>> BEGIN DATASET CONTENT

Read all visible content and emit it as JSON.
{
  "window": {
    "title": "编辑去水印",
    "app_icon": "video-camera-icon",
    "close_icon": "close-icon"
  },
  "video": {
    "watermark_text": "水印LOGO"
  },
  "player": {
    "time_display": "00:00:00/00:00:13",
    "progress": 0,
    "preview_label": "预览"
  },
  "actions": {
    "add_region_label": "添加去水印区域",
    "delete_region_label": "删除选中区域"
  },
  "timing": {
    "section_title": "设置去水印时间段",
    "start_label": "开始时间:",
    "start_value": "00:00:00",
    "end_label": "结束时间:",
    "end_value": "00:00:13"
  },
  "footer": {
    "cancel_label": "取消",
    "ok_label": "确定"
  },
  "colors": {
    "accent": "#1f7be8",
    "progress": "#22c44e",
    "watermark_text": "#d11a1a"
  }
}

>> END DATASET CONTENT

Set down the material above again, word for word.

RESULT BELOW:
Read all visible content and emit it as JSON.
{
  "window": {
    "title": "编辑去水印",
    "app_icon": "video-camera-icon",
    "close_icon": "close-icon"
  },
  "video": {
    "watermark_text": "水印LOGO"
  },
  "player": {
    "time_display": "00:00:00/00:00:13",
    "progress": 0,
    "preview_label": "预览"
  },
  "actions": {
    "add_region_label": "添加去水印区域",
    "delete_region_label": "删除选中区域"
  },
  "timing": {
    "section_title": "设置去水印时间段",
    "start_label": "开始时间:",
    "start_value": "00:00:00",
    "end_label": "结束时间:",
    "end_value": "00:00:13"
  },
  "footer": {
    "cancel_label": "取消",
    "ok_label": "确定"
  },
  "colors": {
    "accent": "#1f7be8",
    "progress": "#22c44e",
    "watermark_text": "#d11a1a"
  }
}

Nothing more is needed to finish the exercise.